• ITEMS:
########################################

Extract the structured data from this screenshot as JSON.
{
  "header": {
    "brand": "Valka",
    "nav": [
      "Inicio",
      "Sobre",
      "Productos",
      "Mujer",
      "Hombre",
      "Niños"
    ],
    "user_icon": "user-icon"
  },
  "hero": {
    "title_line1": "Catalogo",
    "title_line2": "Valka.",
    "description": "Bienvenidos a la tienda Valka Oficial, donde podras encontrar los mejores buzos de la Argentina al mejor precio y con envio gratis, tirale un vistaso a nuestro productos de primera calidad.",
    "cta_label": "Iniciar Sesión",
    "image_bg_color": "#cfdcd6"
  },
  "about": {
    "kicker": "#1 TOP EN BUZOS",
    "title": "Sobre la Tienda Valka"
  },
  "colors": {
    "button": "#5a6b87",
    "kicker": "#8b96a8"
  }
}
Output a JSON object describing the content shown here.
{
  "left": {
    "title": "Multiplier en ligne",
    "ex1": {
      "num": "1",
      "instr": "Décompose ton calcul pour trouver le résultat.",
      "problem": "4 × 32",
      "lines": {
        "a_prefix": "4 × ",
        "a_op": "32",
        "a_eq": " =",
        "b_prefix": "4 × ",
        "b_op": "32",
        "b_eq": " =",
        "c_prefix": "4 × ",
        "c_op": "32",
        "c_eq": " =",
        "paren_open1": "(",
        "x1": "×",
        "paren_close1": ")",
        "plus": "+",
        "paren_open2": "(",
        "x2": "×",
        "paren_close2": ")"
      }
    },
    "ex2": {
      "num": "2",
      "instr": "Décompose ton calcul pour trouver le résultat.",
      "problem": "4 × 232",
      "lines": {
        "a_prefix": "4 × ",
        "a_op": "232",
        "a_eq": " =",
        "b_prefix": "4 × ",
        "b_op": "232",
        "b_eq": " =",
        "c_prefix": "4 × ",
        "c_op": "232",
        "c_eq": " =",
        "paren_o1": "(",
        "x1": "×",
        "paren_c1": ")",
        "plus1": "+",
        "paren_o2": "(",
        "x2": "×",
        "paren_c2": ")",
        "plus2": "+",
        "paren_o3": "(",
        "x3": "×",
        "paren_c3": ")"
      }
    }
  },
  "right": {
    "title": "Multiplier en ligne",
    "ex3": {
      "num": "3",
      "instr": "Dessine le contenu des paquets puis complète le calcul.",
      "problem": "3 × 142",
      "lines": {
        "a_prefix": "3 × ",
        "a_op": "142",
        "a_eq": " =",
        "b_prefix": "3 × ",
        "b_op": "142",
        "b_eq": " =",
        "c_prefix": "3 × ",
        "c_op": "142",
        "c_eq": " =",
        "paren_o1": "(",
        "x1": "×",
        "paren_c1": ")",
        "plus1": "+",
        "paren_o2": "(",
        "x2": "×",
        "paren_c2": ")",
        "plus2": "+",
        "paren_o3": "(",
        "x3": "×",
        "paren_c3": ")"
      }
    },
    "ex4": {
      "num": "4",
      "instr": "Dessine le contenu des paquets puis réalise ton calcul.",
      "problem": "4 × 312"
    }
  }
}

########################################

• PROMPT: Working from the material above, state how many lines contain "Valka"; give only the number.

• TASK OUTPUT: 4